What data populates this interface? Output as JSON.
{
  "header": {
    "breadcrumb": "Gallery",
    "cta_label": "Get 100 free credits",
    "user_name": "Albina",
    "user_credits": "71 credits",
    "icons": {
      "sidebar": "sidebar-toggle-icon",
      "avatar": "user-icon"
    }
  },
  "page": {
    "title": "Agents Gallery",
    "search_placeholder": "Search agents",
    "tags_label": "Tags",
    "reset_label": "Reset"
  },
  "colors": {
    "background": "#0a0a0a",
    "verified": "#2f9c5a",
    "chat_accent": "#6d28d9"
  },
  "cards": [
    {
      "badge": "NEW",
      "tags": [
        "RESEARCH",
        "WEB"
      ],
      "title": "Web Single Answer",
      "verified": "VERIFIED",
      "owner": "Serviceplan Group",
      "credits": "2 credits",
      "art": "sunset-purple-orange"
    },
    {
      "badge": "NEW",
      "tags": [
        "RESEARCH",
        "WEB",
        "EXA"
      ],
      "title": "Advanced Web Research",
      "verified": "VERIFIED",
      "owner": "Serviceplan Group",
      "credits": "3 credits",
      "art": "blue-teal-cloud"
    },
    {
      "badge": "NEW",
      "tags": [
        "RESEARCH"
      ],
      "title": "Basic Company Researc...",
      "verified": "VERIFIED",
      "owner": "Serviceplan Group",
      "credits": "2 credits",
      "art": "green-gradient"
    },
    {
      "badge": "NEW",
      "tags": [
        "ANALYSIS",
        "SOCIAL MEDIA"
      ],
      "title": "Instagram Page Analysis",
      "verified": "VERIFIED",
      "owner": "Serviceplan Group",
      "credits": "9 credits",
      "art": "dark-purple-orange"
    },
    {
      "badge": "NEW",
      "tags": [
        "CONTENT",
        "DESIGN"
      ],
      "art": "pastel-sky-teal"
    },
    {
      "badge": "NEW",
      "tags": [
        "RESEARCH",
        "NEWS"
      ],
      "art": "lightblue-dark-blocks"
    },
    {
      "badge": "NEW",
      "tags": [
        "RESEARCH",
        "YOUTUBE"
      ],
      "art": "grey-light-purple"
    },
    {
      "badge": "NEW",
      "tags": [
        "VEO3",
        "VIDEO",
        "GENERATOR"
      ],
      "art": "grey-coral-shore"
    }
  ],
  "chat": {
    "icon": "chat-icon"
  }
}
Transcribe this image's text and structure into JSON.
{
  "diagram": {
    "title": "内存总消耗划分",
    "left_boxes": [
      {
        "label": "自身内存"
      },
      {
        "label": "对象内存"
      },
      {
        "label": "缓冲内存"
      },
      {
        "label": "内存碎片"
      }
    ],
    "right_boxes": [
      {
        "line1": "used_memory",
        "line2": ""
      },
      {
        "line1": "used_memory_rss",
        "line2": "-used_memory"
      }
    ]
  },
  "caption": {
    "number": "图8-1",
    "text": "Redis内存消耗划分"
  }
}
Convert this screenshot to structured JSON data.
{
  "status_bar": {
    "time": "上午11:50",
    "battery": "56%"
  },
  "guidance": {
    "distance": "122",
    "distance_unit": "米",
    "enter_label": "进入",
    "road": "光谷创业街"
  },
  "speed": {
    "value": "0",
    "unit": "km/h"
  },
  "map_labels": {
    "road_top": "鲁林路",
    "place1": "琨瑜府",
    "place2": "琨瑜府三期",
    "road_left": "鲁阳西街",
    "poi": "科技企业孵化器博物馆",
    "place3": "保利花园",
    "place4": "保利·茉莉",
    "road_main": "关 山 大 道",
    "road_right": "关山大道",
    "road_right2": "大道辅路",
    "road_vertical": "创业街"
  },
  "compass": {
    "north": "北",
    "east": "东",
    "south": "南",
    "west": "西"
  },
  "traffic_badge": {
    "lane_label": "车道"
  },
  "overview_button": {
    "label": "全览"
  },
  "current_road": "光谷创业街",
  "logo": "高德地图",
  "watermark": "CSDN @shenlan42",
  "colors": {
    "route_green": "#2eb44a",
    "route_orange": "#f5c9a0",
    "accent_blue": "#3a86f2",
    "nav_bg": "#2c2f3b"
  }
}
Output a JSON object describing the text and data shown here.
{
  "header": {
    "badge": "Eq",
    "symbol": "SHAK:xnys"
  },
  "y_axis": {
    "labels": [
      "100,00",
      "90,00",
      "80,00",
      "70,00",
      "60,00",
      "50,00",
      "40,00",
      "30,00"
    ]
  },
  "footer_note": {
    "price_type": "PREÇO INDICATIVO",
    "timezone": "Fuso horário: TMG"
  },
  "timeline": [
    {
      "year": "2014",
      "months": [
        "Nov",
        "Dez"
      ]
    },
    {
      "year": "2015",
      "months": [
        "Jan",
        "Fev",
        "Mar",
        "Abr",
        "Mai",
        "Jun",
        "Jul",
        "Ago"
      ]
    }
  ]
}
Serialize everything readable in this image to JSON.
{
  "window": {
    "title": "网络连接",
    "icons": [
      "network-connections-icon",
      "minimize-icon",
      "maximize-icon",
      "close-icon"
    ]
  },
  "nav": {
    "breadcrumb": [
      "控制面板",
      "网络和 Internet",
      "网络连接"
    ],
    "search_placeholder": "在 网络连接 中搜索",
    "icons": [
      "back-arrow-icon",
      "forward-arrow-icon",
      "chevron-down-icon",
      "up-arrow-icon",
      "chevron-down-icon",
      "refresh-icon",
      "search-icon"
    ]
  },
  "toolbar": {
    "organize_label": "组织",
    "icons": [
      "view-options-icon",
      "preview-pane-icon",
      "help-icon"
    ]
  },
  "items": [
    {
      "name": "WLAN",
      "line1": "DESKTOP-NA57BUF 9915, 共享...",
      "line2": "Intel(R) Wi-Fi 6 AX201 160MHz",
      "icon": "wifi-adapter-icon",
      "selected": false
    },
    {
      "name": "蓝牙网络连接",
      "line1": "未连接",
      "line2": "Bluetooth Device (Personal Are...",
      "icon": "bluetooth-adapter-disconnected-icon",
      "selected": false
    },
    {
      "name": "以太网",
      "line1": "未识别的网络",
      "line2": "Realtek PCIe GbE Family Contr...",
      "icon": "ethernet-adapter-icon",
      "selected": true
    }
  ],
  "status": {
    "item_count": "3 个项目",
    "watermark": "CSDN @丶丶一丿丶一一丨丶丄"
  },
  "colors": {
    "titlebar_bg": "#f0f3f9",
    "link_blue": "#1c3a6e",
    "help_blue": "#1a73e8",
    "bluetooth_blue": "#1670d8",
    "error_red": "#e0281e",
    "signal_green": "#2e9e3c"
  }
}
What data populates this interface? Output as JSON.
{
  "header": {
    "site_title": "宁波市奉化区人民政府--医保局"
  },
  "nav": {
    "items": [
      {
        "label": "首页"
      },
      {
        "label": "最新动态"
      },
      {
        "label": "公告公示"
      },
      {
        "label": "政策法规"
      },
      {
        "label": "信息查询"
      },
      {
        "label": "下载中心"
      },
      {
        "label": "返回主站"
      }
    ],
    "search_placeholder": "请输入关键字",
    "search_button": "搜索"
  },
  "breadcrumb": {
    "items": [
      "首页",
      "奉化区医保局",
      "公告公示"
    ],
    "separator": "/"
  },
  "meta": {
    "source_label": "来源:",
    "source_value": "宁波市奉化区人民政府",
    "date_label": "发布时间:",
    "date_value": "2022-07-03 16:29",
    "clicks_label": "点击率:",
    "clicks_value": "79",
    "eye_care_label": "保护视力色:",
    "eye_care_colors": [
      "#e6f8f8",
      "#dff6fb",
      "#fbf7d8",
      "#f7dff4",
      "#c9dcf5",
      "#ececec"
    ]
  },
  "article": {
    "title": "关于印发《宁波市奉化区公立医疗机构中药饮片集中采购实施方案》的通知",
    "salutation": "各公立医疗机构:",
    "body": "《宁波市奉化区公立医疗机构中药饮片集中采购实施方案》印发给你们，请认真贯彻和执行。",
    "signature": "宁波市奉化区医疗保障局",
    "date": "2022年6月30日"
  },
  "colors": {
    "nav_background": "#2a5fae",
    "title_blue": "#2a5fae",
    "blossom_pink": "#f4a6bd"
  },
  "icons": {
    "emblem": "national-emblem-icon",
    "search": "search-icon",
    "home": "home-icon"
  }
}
━━━━
Task requirements
Scan the listing above and copy all lines containing the word "data".

Answer to this problem
What data populates this interface? Output as JSON.
Convert this screenshot to structured JSON data.
Output a JSON object describing the text and data shown here.
What data populates this interface? Output as JSON.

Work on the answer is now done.